# Data lines
+ + +
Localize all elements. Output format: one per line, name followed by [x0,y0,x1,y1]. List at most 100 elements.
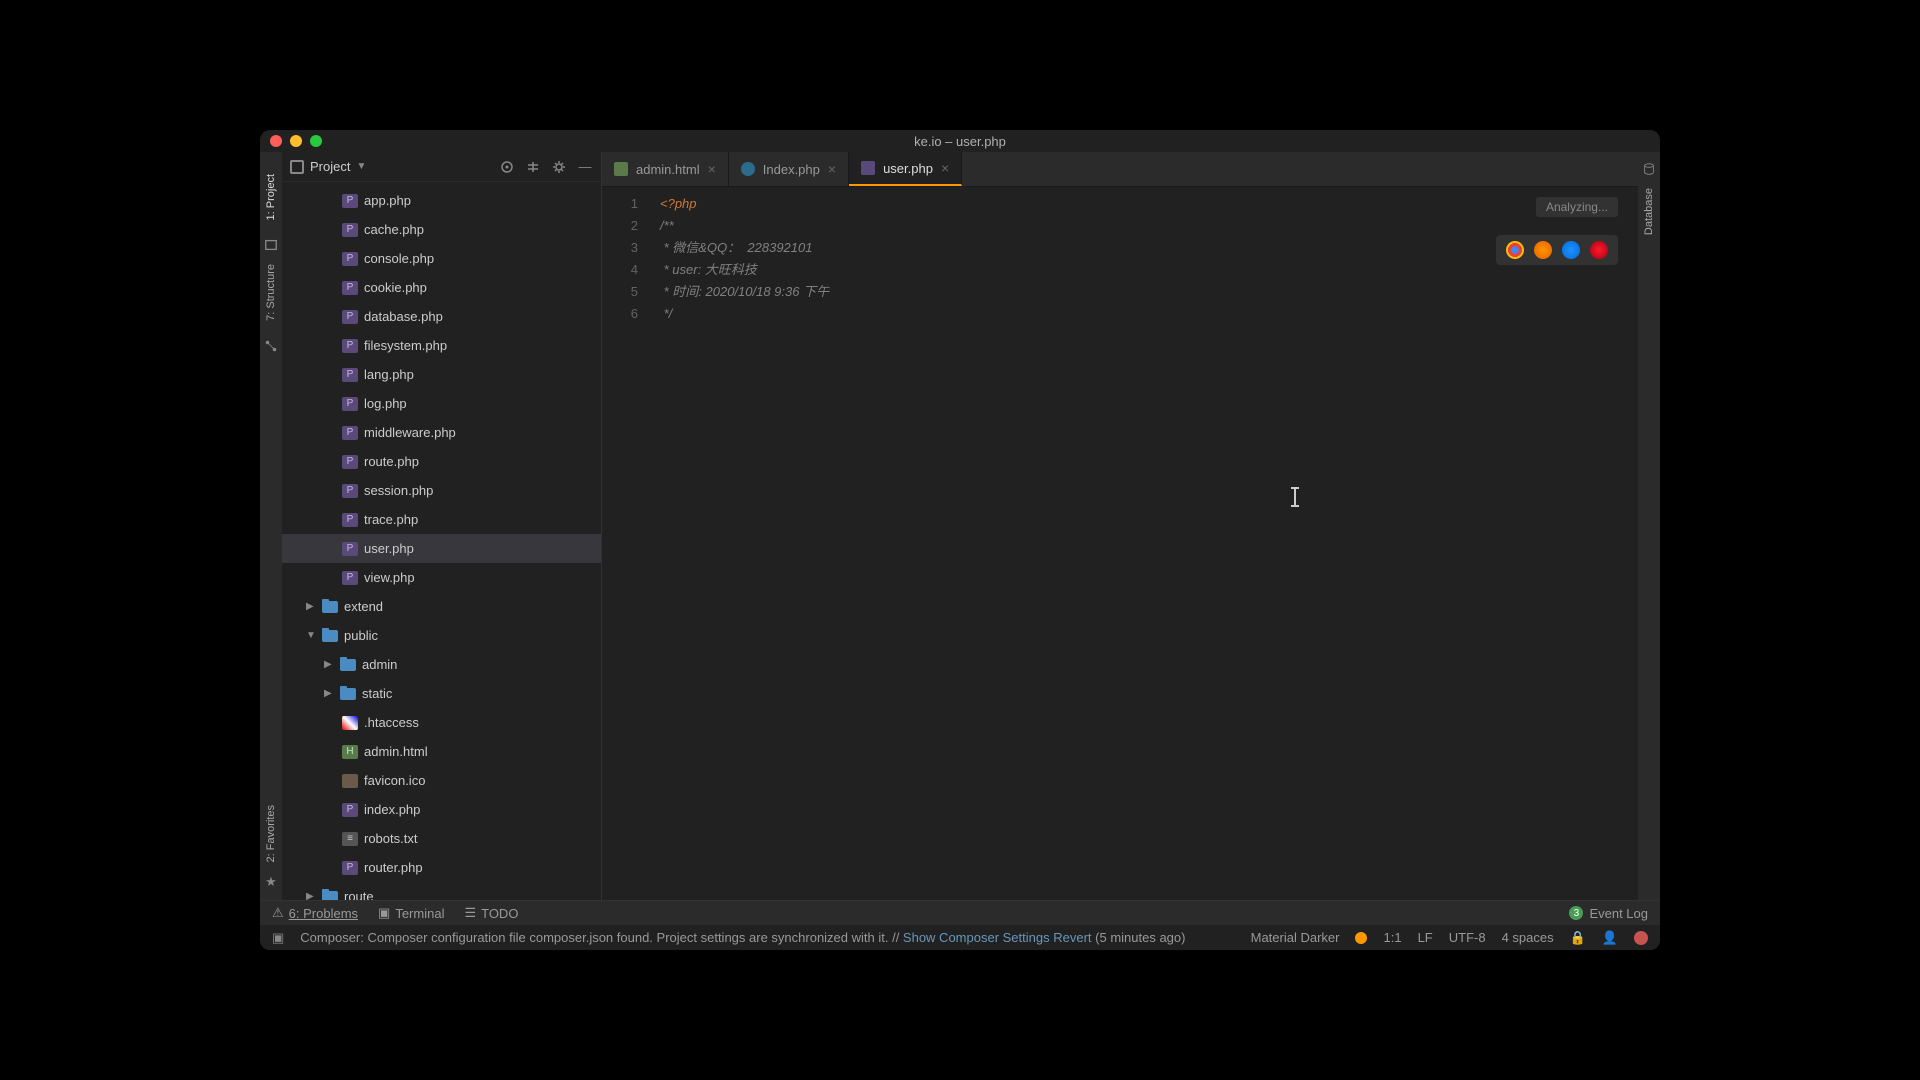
warning-icon: ⚠ [272,905,284,921]
project-sidebar: Project ▼ — Papp.php Pcache.php Pconsole… [282,152,602,900]
todo-tool[interactable]: ☰TODO [464,905,518,921]
file-app-php[interactable]: Papp.php [282,186,601,215]
code-content[interactable]: <?php /** * 微信&QQ： 228392101 * user: 大旺科… [652,187,1638,900]
terminal-tool[interactable]: ▣Terminal [378,905,444,921]
php-class-icon [741,162,755,176]
folder-extend[interactable]: ▶extend [282,592,601,621]
file-router-php[interactable]: Prouter.php [282,853,601,882]
file-encoding[interactable]: UTF-8 [1449,930,1486,945]
star-icon: ★ [265,874,277,890]
folder-icon [340,688,356,700]
file-session-php[interactable]: Psession.php [282,476,601,505]
project-dropdown[interactable]: Project ▼ [290,159,366,174]
sidebar-header: Project ▼ — [282,152,601,182]
terminal-icon: ▣ [378,905,390,921]
event-log-tool[interactable]: 3Event Log [1569,906,1648,921]
folder-route[interactable]: ▶route [282,882,601,900]
chevron-right-icon: ▶ [306,891,316,900]
file-log-php[interactable]: Plog.php [282,389,601,418]
close-window-button[interactable] [270,135,282,147]
minimize-window-button[interactable] [290,135,302,147]
close-tab-icon[interactable]: × [708,161,716,177]
tab-index-php[interactable]: Index.php× [729,152,849,186]
php-file-icon: P [342,194,358,208]
analyzing-badge: Analyzing... [1536,197,1618,217]
file-user-php[interactable]: Puser.php [282,534,601,563]
chrome-icon[interactable] [1506,241,1524,259]
inspection-icon[interactable]: 👤 [1602,930,1618,946]
database-tool-tab[interactable]: Database [1643,188,1655,235]
editor-area: admin.html× Index.php× user.php× 1 2 3 4… [602,152,1638,900]
php-file-icon: P [342,513,358,527]
locate-icon[interactable] [499,159,515,175]
folder-static[interactable]: ▶static [282,679,601,708]
file-htaccess[interactable]: .htaccess [282,708,601,737]
file-tree[interactable]: Papp.php Pcache.php Pconsole.php Pcookie… [282,182,601,900]
safari-icon[interactable] [1562,241,1580,259]
php-file-icon: P [342,861,358,875]
php-file-icon: P [342,223,358,237]
sidebar-title: Project [310,159,350,174]
project-tool-tab[interactable]: 1: Project [265,174,277,220]
file-favicon-ico[interactable]: favicon.ico [282,766,601,795]
close-tab-icon[interactable]: × [828,161,836,177]
file-cache-php[interactable]: Pcache.php [282,215,601,244]
file-index-php[interactable]: Pindex.php [282,795,601,824]
php-file-icon: P [342,281,358,295]
file-middleware-php[interactable]: Pmiddleware.php [282,418,601,447]
txt-file-icon: ≡ [342,832,358,846]
file-robots-txt[interactable]: ≡robots.txt [282,824,601,853]
php-file-icon: P [342,455,358,469]
folder-public[interactable]: ▼public [282,621,601,650]
file-database-php[interactable]: Pdatabase.php [282,302,601,331]
status-bar: ▣ Composer: Composer configuration file … [260,925,1660,950]
file-trace-php[interactable]: Ptrace.php [282,505,601,534]
project-panel-icon [264,238,278,252]
close-tab-icon[interactable]: × [941,160,949,176]
maximize-window-button[interactable] [310,135,322,147]
window-title: ke.io – user.php [914,134,1006,149]
revert-link[interactable]: Revert [1053,930,1091,945]
file-cookie-php[interactable]: Pcookie.php [282,273,601,302]
cursor-position[interactable]: 1:1 [1383,930,1401,945]
problems-tool[interactable]: ⚠6: Problems [272,905,358,921]
hide-icon[interactable]: — [577,159,593,175]
error-indicator-icon[interactable] [1634,931,1648,945]
file-view-php[interactable]: Pview.php [282,563,601,592]
html-file-icon [614,162,628,176]
line-separator[interactable]: LF [1418,930,1433,945]
favorites-tool-tab[interactable]: 2: Favorites [265,805,277,862]
php-file-icon: P [342,426,358,440]
show-composer-link[interactable]: Show Composer Settings [903,930,1050,945]
chevron-right-icon: ▶ [324,688,334,699]
titlebar: ke.io – user.php [260,130,1660,152]
database-icon [1642,162,1656,176]
opera-icon[interactable] [1590,241,1608,259]
chevron-right-icon: ▶ [306,601,316,612]
indent-setting[interactable]: 4 spaces [1502,930,1554,945]
panel-toggle-icon[interactable]: ▣ [272,930,284,946]
tab-user-php[interactable]: user.php× [849,152,962,186]
firefox-icon[interactable] [1534,241,1552,259]
expand-icon[interactable] [525,159,541,175]
folder-icon [322,891,338,901]
file-admin-html[interactable]: Hadmin.html [282,737,601,766]
chevron-down-icon: ▼ [356,161,366,172]
file-lang-php[interactable]: Plang.php [282,360,601,389]
file-console-php[interactable]: Pconsole.php [282,244,601,273]
structure-tool-tab[interactable]: 7: Structure [265,264,277,321]
project-view-icon [290,160,304,174]
tab-admin-html[interactable]: admin.html× [602,152,729,186]
editor-body[interactable]: 1 2 3 4 5 6 <?php /** * 微信&QQ： 228392101… [602,187,1638,900]
lock-icon[interactable]: 🔒 [1570,930,1586,946]
folder-icon [340,659,356,671]
theme-label[interactable]: Material Darker [1251,930,1340,945]
php-file-icon: P [342,542,358,556]
file-route-php[interactable]: Proute.php [282,447,601,476]
folder-admin[interactable]: ▶admin [282,650,601,679]
file-filesystem-php[interactable]: Pfilesystem.php [282,331,601,360]
status-message: Composer: Composer configuration file co… [300,930,1234,945]
structure-panel-icon [264,339,278,353]
gear-icon[interactable] [551,159,567,175]
bottom-tool-bar: ⚠6: Problems ▣Terminal ☰TODO 3Event Log [260,900,1660,925]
+ + +
# PROBLEM
Reproduce the whole listing above line for line, leaving out the picture.

# CORRECT ANSWER
Localize all elements. Output format: one per line, name followed by [x0,y0,x1,y1]. List at most 100 elements.
warning-icon: ⚠ [272,905,284,921]
project-sidebar: Project ▼ — Papp.php Pcache.php Pconsole… [282,152,602,900]
todo-tool[interactable]: ☰TODO [464,905,518,921]
file-app-php[interactable]: Papp.php [282,186,601,215]
code-content[interactable]: <?php /** * 微信&QQ： 228392101 * user: 大旺科… [652,187,1638,900]
terminal-tool[interactable]: ▣Terminal [378,905,444,921]
php-class-icon [741,162,755,176]
folder-extend[interactable]: ▶extend [282,592,601,621]
file-router-php[interactable]: Prouter.php [282,853,601,882]
file-encoding[interactable]: UTF-8 [1449,930,1486,945]
star-icon: ★ [265,874,277,890]
folder-icon [340,688,356,700]
file-session-php[interactable]: Psession.php [282,476,601,505]
project-dropdown[interactable]: Project ▼ [290,159,366,174]
sidebar-header: Project ▼ — [282,152,601,182]
terminal-icon: ▣ [378,905,390,921]
event-log-tool[interactable]: 3Event Log [1569,906,1648,921]
folder-route[interactable]: ▶route [282,882,601,900]
chevron-right-icon: ▶ [306,891,316,900]
file-log-php[interactable]: Plog.php [282,389,601,418]
close-window-button[interactable] [270,135,282,147]
minimize-window-button[interactable] [290,135,302,147]
close-tab-icon[interactable]: × [708,161,716,177]
tab-index-php[interactable]: Index.php× [729,152,849,186]
php-file-icon: P [342,194,358,208]
analyzing-badge: Analyzing... [1536,197,1618,217]
file-user-php[interactable]: Puser.php [282,534,601,563]
chrome-icon[interactable] [1506,241,1524,259]
inspection-icon[interactable]: 👤 [1602,930,1618,946]
database-tool-tab[interactable]: Database [1643,188,1655,235]
editor-area: admin.html× Index.php× user.php× 1 2 3 4… [602,152,1638,900]
php-file-icon: P [342,513,358,527]
locate-icon[interactable] [499,159,515,175]
folder-static[interactable]: ▶static [282,679,601,708]
file-htaccess[interactable]: .htaccess [282,708,601,737]
file-tree[interactable]: Papp.php Pcache.php Pconsole.php Pcookie… [282,182,601,900]
safari-icon[interactable] [1562,241,1580,259]
php-file-icon: P [342,861,358,875]
php-file-icon: P [342,223,358,237]
sidebar-title: Project [310,159,350,174]
project-tool-tab[interactable]: 1: Project [265,174,277,220]
file-favicon-ico[interactable]: favicon.ico [282,766,601,795]
close-tab-icon[interactable]: × [828,161,836,177]
file-cache-php[interactable]: Pcache.php [282,215,601,244]
file-index-php[interactable]: Pindex.php [282,795,601,824]
php-file-icon: P [342,281,358,295]
file-middleware-php[interactable]: Pmiddleware.php [282,418,601,447]
txt-file-icon: ≡ [342,832,358,846]
file-robots-txt[interactable]: ≡robots.txt [282,824,601,853]
php-file-icon: P [342,455,358,469]
folder-public[interactable]: ▼public [282,621,601,650]
file-database-php[interactable]: Pdatabase.php [282,302,601,331]
status-bar: ▣ Composer: Composer configuration file … [260,925,1660,950]
file-trace-php[interactable]: Ptrace.php [282,505,601,534]
project-panel-icon [264,238,278,252]
close-tab-icon[interactable]: × [941,160,949,176]
maximize-window-button[interactable] [310,135,322,147]
window-title: ke.io – user.php [914,134,1006,149]
revert-link[interactable]: Revert [1053,930,1091,945]
file-cookie-php[interactable]: Pcookie.php [282,273,601,302]
cursor-position[interactable]: 1:1 [1383,930,1401,945]
problems-tool[interactable]: ⚠6: Problems [272,905,358,921]
hide-icon[interactable]: — [577,159,593,175]
error-indicator-icon[interactable] [1634,931,1648,945]
file-view-php[interactable]: Pview.php [282,563,601,592]
html-file-icon [614,162,628,176]
line-separator[interactable]: LF [1418,930,1433,945]
favorites-tool-tab[interactable]: 2: Favorites [265,805,277,862]
php-file-icon: P [342,426,358,440]
show-composer-link[interactable]: Show Composer Settings [903,930,1050,945]
chevron-right-icon: ▶ [324,688,334,699]
titlebar: ke.io – user.php [260,130,1660,152]
database-icon [1642,162,1656,176]
opera-icon[interactable] [1590,241,1608,259]
chevron-right-icon: ▶ [306,601,316,612]
indent-setting[interactable]: 4 spaces [1502,930,1554,945]
panel-toggle-icon[interactable]: ▣ [272,930,284,946]
tab-user-php[interactable]: user.php× [849,152,962,186]
firefox-icon[interactable] [1534,241,1552,259]
expand-icon[interactable] [525,159,541,175]
folder-icon [322,891,338,901]
file-admin-html[interactable]: Hadmin.html [282,737,601,766]
chevron-down-icon: ▼ [356,161,366,172]
file-lang-php[interactable]: Plang.php [282,360,601,389]
file-console-php[interactable]: Pconsole.php [282,244,601,273]
structure-tool-tab[interactable]: 7: Structure [265,264,277,321]
project-view-icon [290,160,304,174]
tab-admin-html[interactable]: admin.html× [602,152,729,186]
editor-body[interactable]: 1 2 3 4 5 6 <?php /** * 微信&QQ： 228392101… [602,187,1638,900]
lock-icon[interactable]: 🔒 [1570,930,1586,946]
folder-icon [340,659,356,671]
theme-label[interactable]: Material Darker [1251,930,1340,945]
php-file-icon: P [342,542,358,556]
file-route-php[interactable]: Proute.php [282,447,601,476]
folder-admin[interactable]: ▶admin [282,650,601,679]
file-filesystem-php[interactable]: Pfilesystem.php [282,331,601,360]
status-message: Composer: Composer configuration file co… [300,930,1234,945]
structure-panel-icon [264,339,278,353]
gear-icon[interactable] [551,159,567,175]
bottom-tool-bar: ⚠6: Problems ▣Terminal ☰TODO 3Event Log [260,900,1660,925]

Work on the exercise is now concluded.